WHAT TO PRODUCE
Review the material line by line. Identify and copy every line that contains the string "this".

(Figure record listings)

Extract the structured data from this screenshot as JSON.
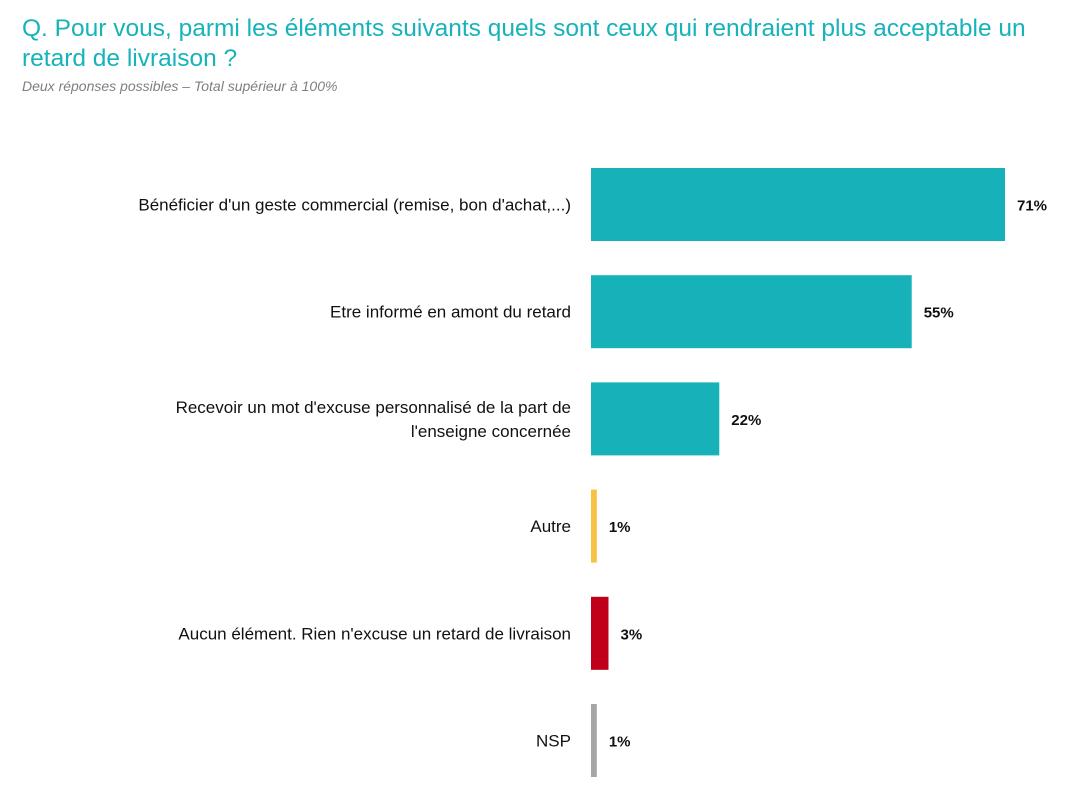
{
  "header": {
    "question": "Q. Pour vous, parmi les éléments suivants quels sont ceux qui rendraient plus acceptable un retard de livraison ?",
    "subtitle": "Deux réponses possibles – Total supérieur à 100%"
  },
  "chart_data": {
    "type": "bar",
    "orientation": "horizontal",
    "unit": "%",
    "xlim": [
      0,
      71
    ],
    "grid": false,
    "legend": "none",
    "categories": [
      [
        "Bénéficier d'un geste commercial (remise, bon d'achat,...)"
      ],
      [
        "Etre informé en amont du retard"
      ],
      [
        "Recevoir un mot d'excuse personnalisé de la part de",
        "l'enseigne concernée"
      ],
      [
        "Autre"
      ],
      [
        "Aucun élément. Rien n'excuse un retard de livraison"
      ],
      [
        "NSP"
      ]
    ],
    "values": [
      71,
      55,
      22,
      1,
      3,
      1
    ],
    "value_labels": [
      "71%",
      "55%",
      "22%",
      "1%",
      "3%",
      "1%"
    ],
    "colors": [
      "#17b1b9",
      "#17b1b9",
      "#17b1b9",
      "#f6c344",
      "#c0001a",
      "#a6a6a6"
    ]
  }
}
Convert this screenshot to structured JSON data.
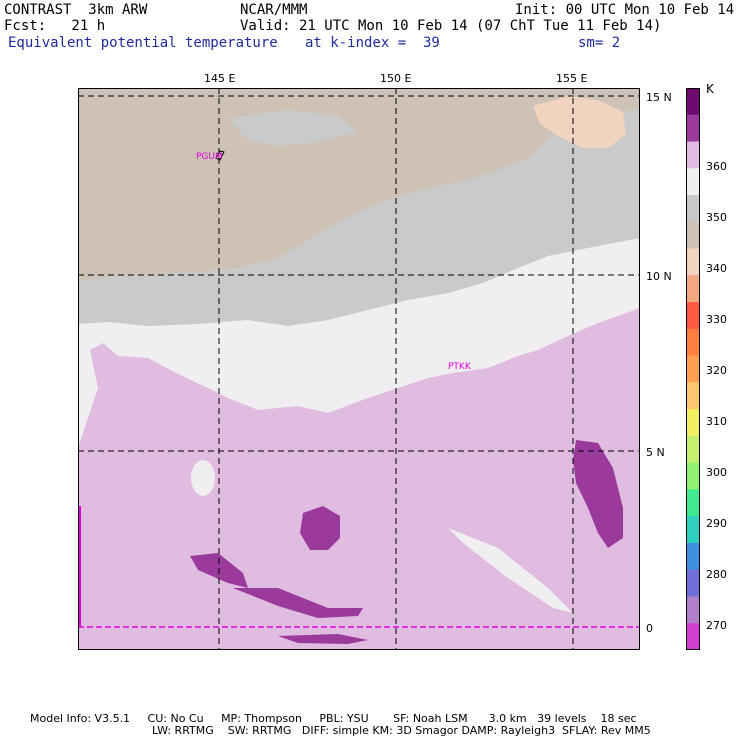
{
  "header": {
    "model": "CONTRAST  3km ARW",
    "org": "NCAR/MMM",
    "init": "Init: 00 UTC Mon 10 Feb 14",
    "fcst": "Fcst:   21 h",
    "valid": "Valid: 21 UTC Mon 10 Feb 14 (07 ChT Tue 11 Feb 14)",
    "field": "Equivalent potential temperature",
    "level": "at k-index =  39",
    "smooth": "sm= 2"
  },
  "map": {
    "lon_labels": [
      "145 E",
      "150 E",
      "155 E"
    ],
    "lat_labels": [
      "15 N",
      "10 N",
      "5 N",
      "0"
    ],
    "stations": [
      {
        "name": "PGUM"
      },
      {
        "name": "PTKK"
      }
    ]
  },
  "colorbar": {
    "unit": "K",
    "ticks": [
      "360",
      "350",
      "340",
      "330",
      "320",
      "310",
      "300",
      "290",
      "280",
      "270"
    ],
    "colors": [
      "#6e0a6e",
      "#9a3a9a",
      "#e0bce0",
      "#f0eef0",
      "#c8c8c8",
      "#cec2b6",
      "#f0d4c0",
      "#f2a880",
      "#ff5a40",
      "#ff8040",
      "#ffa050",
      "#ffc870",
      "#f0f060",
      "#c8f070",
      "#90f070",
      "#40e890",
      "#30d0c0",
      "#4090e0",
      "#7070d8",
      "#b080c8",
      "#d040d0"
    ]
  },
  "footer": {
    "line1": "Model Info: V3.5.1     CU: No Cu     MP: Thompson     PBL: YSU       SF: Noah LSM      3.0 km   39 levels    18 sec",
    "line2": "LW: RRTMG    SW: RRTMG   DIFF: simple KM: 3D Smagor DAMP: Rayleigh3  SFLAY: Rev MM5"
  }
}
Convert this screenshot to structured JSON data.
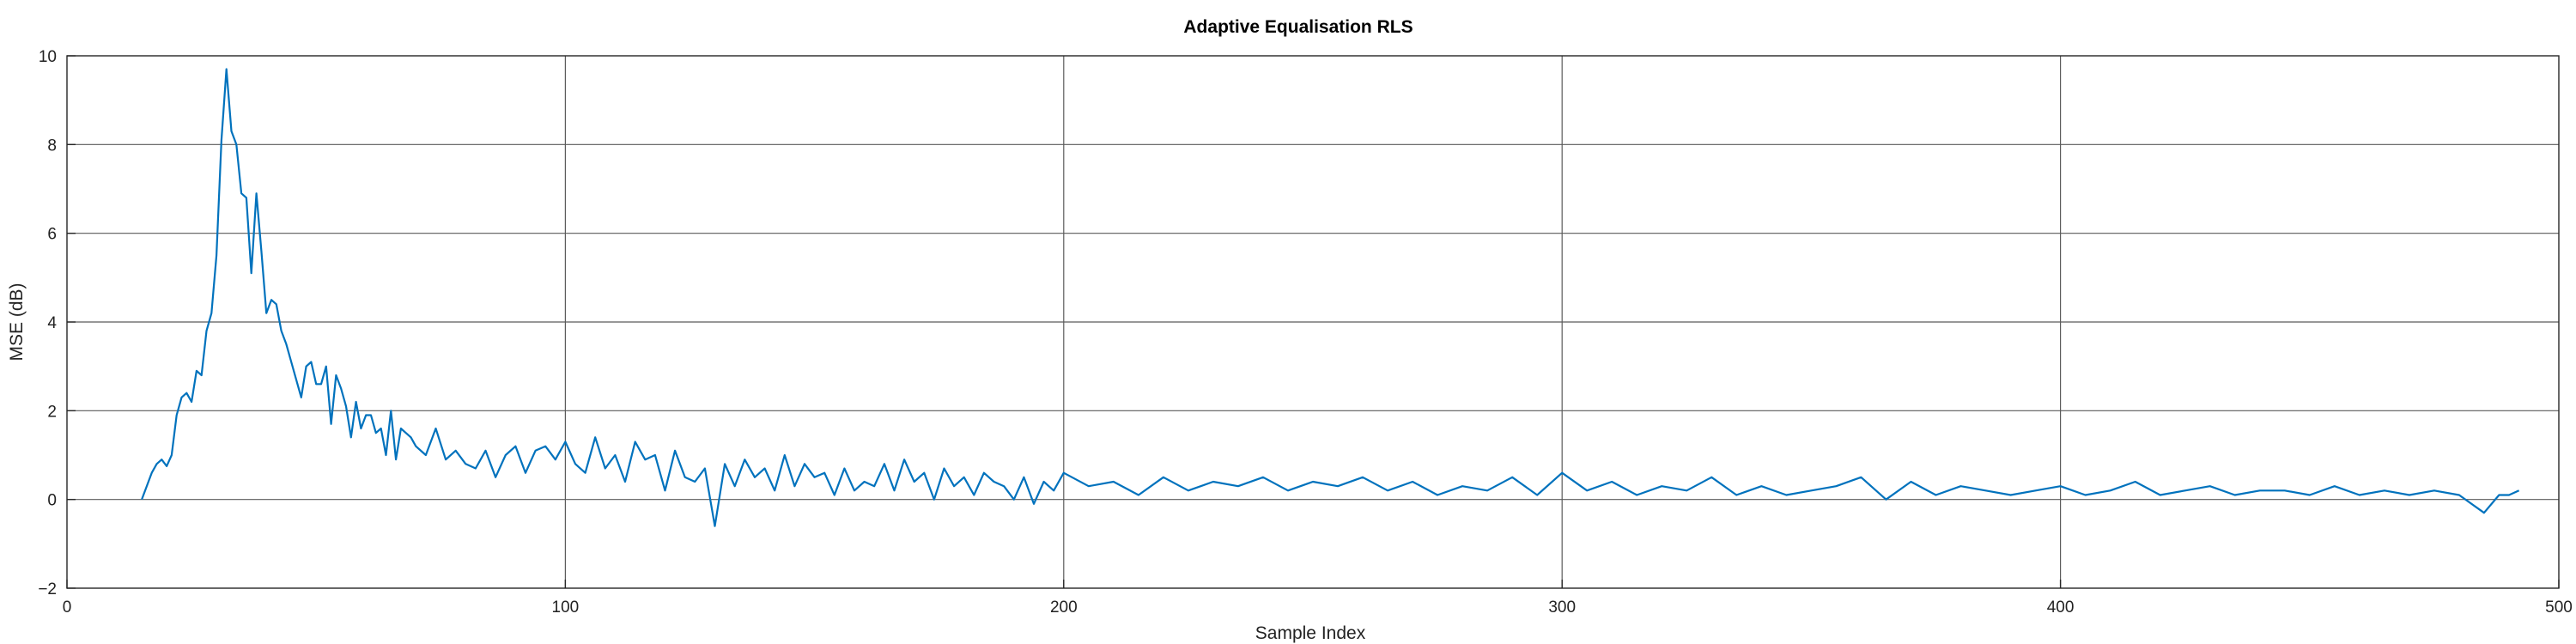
{
  "chart_data": {
    "type": "line",
    "title": "Adaptive Equalisation RLS",
    "xlabel": "Sample Index",
    "ylabel": "MSE (dB)",
    "xlim": [
      0,
      500
    ],
    "ylim": [
      -2,
      10
    ],
    "xticks": [
      0,
      100,
      200,
      300,
      400,
      500
    ],
    "yticks": [
      -2,
      0,
      2,
      4,
      6,
      8,
      10
    ],
    "xtick_labels": [
      "0",
      "100",
      "200",
      "300",
      "400",
      "500"
    ],
    "ytick_labels": [
      "−2",
      "0",
      "2",
      "4",
      "6",
      "8",
      "10"
    ],
    "grid": true,
    "line_color": "#0072BD",
    "series": [
      {
        "x": [
          15,
          16,
          17,
          18,
          19,
          20,
          21,
          22,
          23,
          24,
          25,
          26,
          27,
          28,
          29,
          30,
          31,
          32,
          33,
          34,
          35,
          36,
          37,
          38,
          39,
          40,
          41,
          42,
          43,
          44,
          45,
          46,
          47,
          48,
          49,
          50,
          51,
          52,
          53,
          54,
          55,
          56,
          57,
          58,
          59,
          60,
          61,
          62,
          63,
          64,
          65,
          66,
          67,
          68,
          69,
          70,
          72,
          74,
          76,
          78,
          80,
          82,
          84,
          86,
          88,
          90,
          92,
          94,
          96,
          98,
          100,
          102,
          104,
          106,
          108,
          110,
          112,
          114,
          116,
          118,
          120,
          122,
          124,
          126,
          128,
          130,
          132,
          134,
          136,
          138,
          140,
          142,
          144,
          146,
          148,
          150,
          152,
          154,
          156,
          158,
          160,
          162,
          164,
          166,
          168,
          170,
          172,
          174,
          176,
          178,
          180,
          182,
          184,
          186,
          188,
          190,
          192,
          194,
          196,
          198,
          200,
          205,
          210,
          215,
          220,
          225,
          230,
          235,
          240,
          245,
          250,
          255,
          260,
          265,
          270,
          275,
          280,
          285,
          290,
          295,
          300,
          305,
          310,
          315,
          320,
          325,
          330,
          335,
          340,
          345,
          350,
          355,
          360,
          365,
          370,
          375,
          380,
          385,
          390,
          395,
          400,
          405,
          410,
          415,
          420,
          425,
          430,
          435,
          440,
          445,
          450,
          455,
          460,
          465,
          470,
          475,
          480,
          485,
          488,
          490,
          492
        ],
        "y": [
          0.0,
          0.3,
          0.6,
          0.8,
          0.9,
          0.75,
          1.0,
          1.9,
          2.3,
          2.4,
          2.2,
          2.9,
          2.8,
          3.8,
          4.2,
          5.5,
          8.1,
          9.7,
          8.3,
          8.0,
          6.9,
          6.8,
          5.1,
          6.9,
          5.6,
          4.2,
          4.5,
          4.4,
          3.8,
          3.5,
          3.1,
          2.7,
          2.3,
          3.0,
          3.1,
          2.6,
          2.6,
          3.0,
          1.7,
          2.8,
          2.5,
          2.1,
          1.4,
          2.2,
          1.6,
          1.9,
          1.9,
          1.5,
          1.6,
          1.0,
          2.0,
          0.9,
          1.6,
          1.5,
          1.4,
          1.2,
          1.0,
          1.6,
          0.9,
          1.1,
          0.8,
          0.7,
          1.1,
          0.5,
          1.0,
          1.2,
          0.6,
          1.1,
          1.2,
          0.9,
          1.3,
          0.8,
          0.6,
          1.4,
          0.7,
          1.0,
          0.4,
          1.3,
          0.9,
          1.0,
          0.2,
          1.1,
          0.5,
          0.4,
          0.7,
          -0.6,
          0.8,
          0.3,
          0.9,
          0.5,
          0.7,
          0.2,
          1.0,
          0.3,
          0.8,
          0.5,
          0.6,
          0.1,
          0.7,
          0.2,
          0.4,
          0.3,
          0.8,
          0.2,
          0.9,
          0.4,
          0.6,
          0.0,
          0.7,
          0.3,
          0.5,
          0.1,
          0.6,
          0.4,
          0.3,
          0.0,
          0.5,
          -0.1,
          0.4,
          0.2,
          0.6,
          0.3,
          0.4,
          0.1,
          0.5,
          0.2,
          0.4,
          0.3,
          0.5,
          0.2,
          0.4,
          0.3,
          0.5,
          0.2,
          0.4,
          0.1,
          0.3,
          0.2,
          0.5,
          0.1,
          0.6,
          0.2,
          0.4,
          0.1,
          0.3,
          0.2,
          0.5,
          0.1,
          0.3,
          0.1,
          0.2,
          0.3,
          0.5,
          0.0,
          0.4,
          0.1,
          0.3,
          0.2,
          0.1,
          0.2,
          0.3,
          0.1,
          0.2,
          0.4,
          0.1,
          0.2,
          0.3,
          0.1,
          0.2,
          0.2,
          0.1,
          0.3,
          0.1,
          0.2,
          0.1,
          0.2,
          0.1,
          -0.3,
          0.1,
          0.1,
          0.2
        ]
      }
    ]
  }
}
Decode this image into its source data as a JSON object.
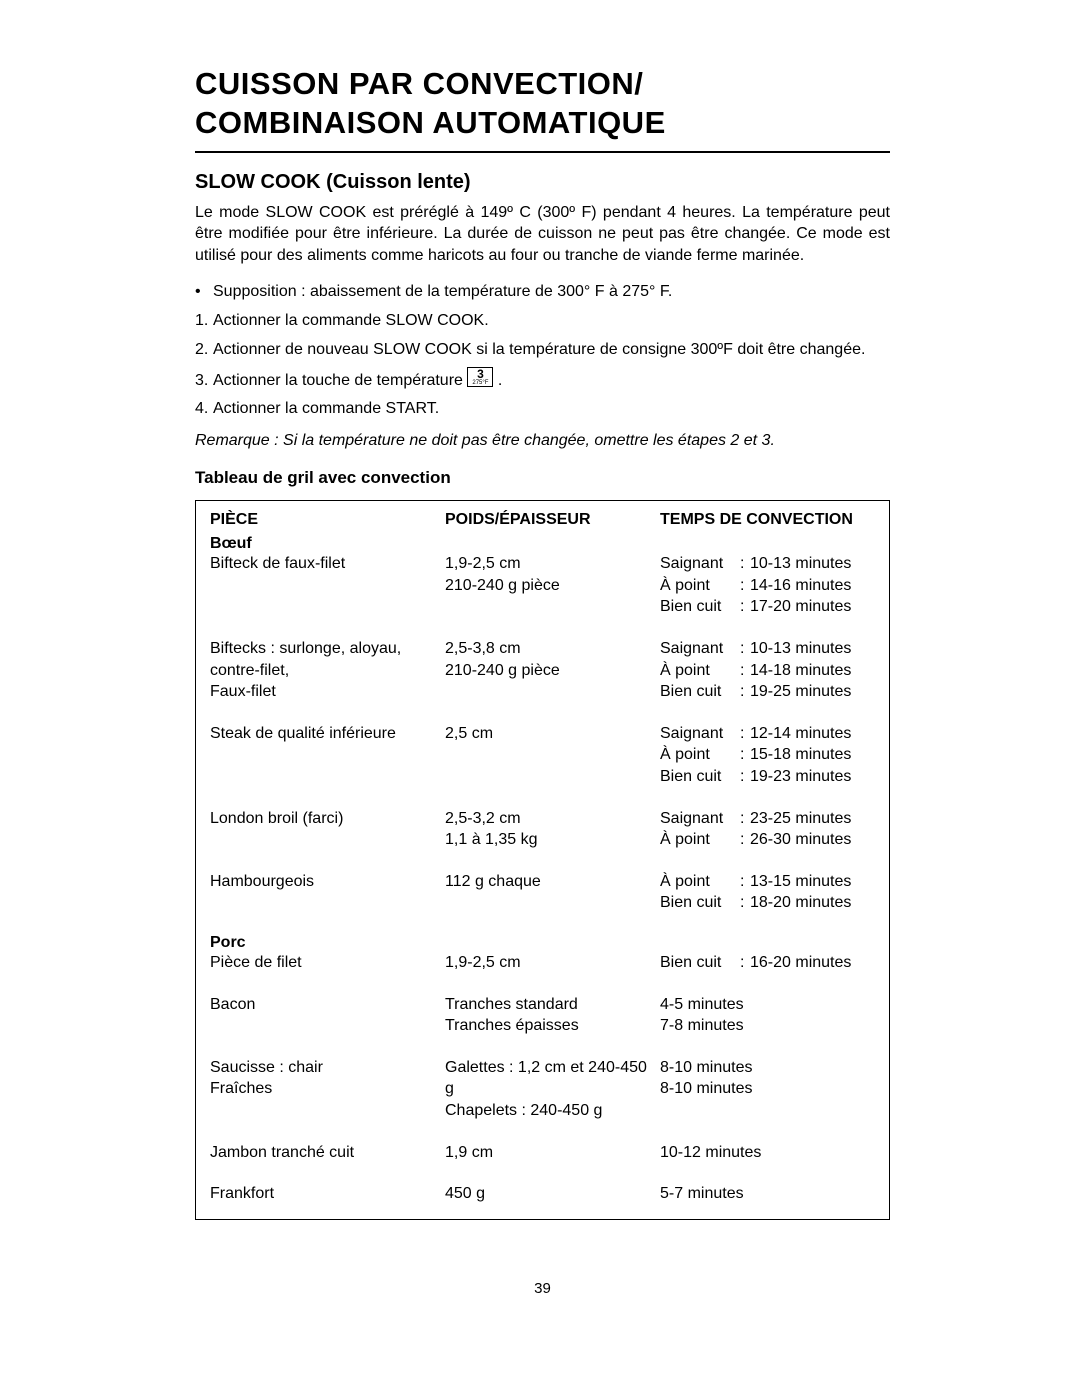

TASK ANSWER
Extract the structured data from this screenshot as JSON.
Convert this screenshot to structured JSON data.
Convert this screenshot to structured JSON data.
Decode this image into its source data as a JSON object.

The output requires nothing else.